» Items:
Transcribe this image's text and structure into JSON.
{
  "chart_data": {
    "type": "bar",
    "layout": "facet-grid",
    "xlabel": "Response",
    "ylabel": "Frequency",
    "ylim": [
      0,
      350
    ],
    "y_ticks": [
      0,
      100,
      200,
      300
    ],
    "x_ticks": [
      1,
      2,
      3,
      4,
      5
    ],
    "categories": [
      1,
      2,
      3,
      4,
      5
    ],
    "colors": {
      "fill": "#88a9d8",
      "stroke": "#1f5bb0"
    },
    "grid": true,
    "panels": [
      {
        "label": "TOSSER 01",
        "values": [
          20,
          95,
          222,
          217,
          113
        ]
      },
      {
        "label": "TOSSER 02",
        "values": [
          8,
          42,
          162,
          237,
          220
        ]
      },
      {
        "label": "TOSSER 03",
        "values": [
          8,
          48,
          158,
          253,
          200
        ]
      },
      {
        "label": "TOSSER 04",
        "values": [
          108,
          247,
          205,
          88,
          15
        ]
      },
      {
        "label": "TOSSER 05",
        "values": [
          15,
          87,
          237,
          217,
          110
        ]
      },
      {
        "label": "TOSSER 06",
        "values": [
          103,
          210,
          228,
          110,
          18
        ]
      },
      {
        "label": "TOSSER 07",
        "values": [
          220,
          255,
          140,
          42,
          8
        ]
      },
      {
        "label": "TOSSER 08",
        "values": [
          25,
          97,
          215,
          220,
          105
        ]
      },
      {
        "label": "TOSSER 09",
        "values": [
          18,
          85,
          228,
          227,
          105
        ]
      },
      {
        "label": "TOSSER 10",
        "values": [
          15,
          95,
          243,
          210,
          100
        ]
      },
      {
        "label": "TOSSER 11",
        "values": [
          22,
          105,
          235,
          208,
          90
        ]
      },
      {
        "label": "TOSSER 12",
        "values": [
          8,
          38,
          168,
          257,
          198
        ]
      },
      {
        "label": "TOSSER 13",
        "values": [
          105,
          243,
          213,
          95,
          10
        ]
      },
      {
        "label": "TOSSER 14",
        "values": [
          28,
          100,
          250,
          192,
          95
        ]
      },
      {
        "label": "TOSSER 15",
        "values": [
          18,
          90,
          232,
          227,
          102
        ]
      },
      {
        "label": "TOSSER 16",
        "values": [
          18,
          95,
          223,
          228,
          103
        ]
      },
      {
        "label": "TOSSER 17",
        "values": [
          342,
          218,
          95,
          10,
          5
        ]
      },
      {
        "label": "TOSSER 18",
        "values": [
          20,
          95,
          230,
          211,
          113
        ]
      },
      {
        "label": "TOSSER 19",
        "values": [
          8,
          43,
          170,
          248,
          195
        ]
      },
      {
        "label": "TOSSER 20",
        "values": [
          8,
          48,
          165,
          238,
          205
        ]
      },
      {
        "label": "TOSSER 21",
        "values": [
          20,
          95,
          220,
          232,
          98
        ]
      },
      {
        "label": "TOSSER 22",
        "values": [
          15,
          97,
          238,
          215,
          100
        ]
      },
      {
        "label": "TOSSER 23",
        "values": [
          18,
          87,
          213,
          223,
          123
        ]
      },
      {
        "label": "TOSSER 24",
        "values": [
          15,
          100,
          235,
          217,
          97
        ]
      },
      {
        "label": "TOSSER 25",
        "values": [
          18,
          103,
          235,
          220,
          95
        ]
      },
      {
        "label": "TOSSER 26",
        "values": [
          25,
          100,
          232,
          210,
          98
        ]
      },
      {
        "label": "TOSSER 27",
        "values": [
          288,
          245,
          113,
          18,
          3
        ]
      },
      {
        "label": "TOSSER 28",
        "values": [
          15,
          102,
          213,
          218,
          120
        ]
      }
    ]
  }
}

» Task to complete: All of the data needs to be reproduced exactly, with no line missing.

» Result of the exercise:
Transcribe this image's text and structure into JSON.
{
  "chart_data": {
    "type": "bar",
    "layout": "facet-grid",
    "xlabel": "Response",
    "ylabel": "Frequency",
    "ylim": [
      0,
      350
    ],
    "y_ticks": [
      0,
      100,
      200,
      300
    ],
    "x_ticks": [
      1,
      2,
      3,
      4,
      5
    ],
    "categories": [
      1,
      2,
      3,
      4,
      5
    ],
    "colors": {
      "fill": "#88a9d8",
      "stroke": "#1f5bb0"
    },
    "grid": true,
    "panels": [
      {
        "label": "TOSSER 01",
        "values": [
          20,
          95,
          222,
          217,
          113
        ]
      },
      {
        "label": "TOSSER 02",
        "values": [
          8,
          42,
          162,
          237,
          220
        ]
      },
      {
        "label": "TOSSER 03",
        "values": [
          8,
          48,
          158,
          253,
          200
        ]
      },
      {
        "label": "TOSSER 04",
        "values": [
          108,
          247,
          205,
          88,
          15
        ]
      },
      {
        "label": "TOSSER 05",
        "values": [
          15,
          87,
          237,
          217,
          110
        ]
      },
      {
        "label": "TOSSER 06",
        "values": [
          103,
          210,
          228,
          110,
          18
        ]
      },
      {
        "label": "TOSSER 07",
        "values": [
          220,
          255,
          140,
          42,
          8
        ]
      },
      {
        "label": "TOSSER 08",
        "values": [
          25,
          97,
          215,
          220,
          105
        ]
      },
      {
        "label": "TOSSER 09",
        "values": [
          18,
          85,
          228,
          227,
          105
        ]
      },
      {
        "label": "TOSSER 10",
        "values": [
          15,
          95,
          243,
          210,
          100
        ]
      },
      {
        "label": "TOSSER 11",
        "values": [
          22,
          105,
          235,
          208,
          90
        ]
      },
      {
        "label": "TOSSER 12",
        "values": [
          8,
          38,
          168,
          257,
          198
        ]
      },
      {
        "label": "TOSSER 13",
        "values": [
          105,
          243,
          213,
          95,
          10
        ]
      },
      {
        "label": "TOSSER 14",
        "values": [
          28,
          100,
          250,
          192,
          95
        ]
      },
      {
        "label": "TOSSER 15",
        "values": [
          18,
          90,
          232,
          227,
          102
        ]
      },
      {
        "label": "TOSSER 16",
        "values": [
          18,
          95,
          223,
          228,
          103
        ]
      },
      {
        "label": "TOSSER 17",
        "values": [
          342,
          218,
          95,
          10,
          5
        ]
      },
      {
        "label": "TOSSER 18",
        "values": [
          20,
          95,
          230,
          211,
          113
        ]
      },
      {
        "label": "TOSSER 19",
        "values": [
          8,
          43,
          170,
          248,
          195
        ]
      },
      {
        "label": "TOSSER 20",
        "values": [
          8,
          48,
          165,
          238,
          205
        ]
      },
      {
        "label": "TOSSER 21",
        "values": [
          20,
          95,
          220,
          232,
          98
        ]
      },
      {
        "label": "TOSSER 22",
        "values": [
          15,
          97,
          238,
          215,
          100
        ]
      },
      {
        "label": "TOSSER 23",
        "values": [
          18,
          87,
          213,
          223,
          123
        ]
      },
      {
        "label": "TOSSER 24",
        "values": [
          15,
          100,
          235,
          217,
          97
        ]
      },
      {
        "label": "TOSSER 25",
        "values": [
          18,
          103,
          235,
          220,
          95
        ]
      },
      {
        "label": "TOSSER 26",
        "values": [
          25,
          100,
          232,
          210,
          98
        ]
      },
      {
        "label": "TOSSER 27",
        "values": [
          288,
          245,
          113,
          18,
          3
        ]
      },
      {
        "label": "TOSSER 28",
        "values": [
          15,
          102,
          213,
          218,
          120
        ]
      }
    ]
  }
}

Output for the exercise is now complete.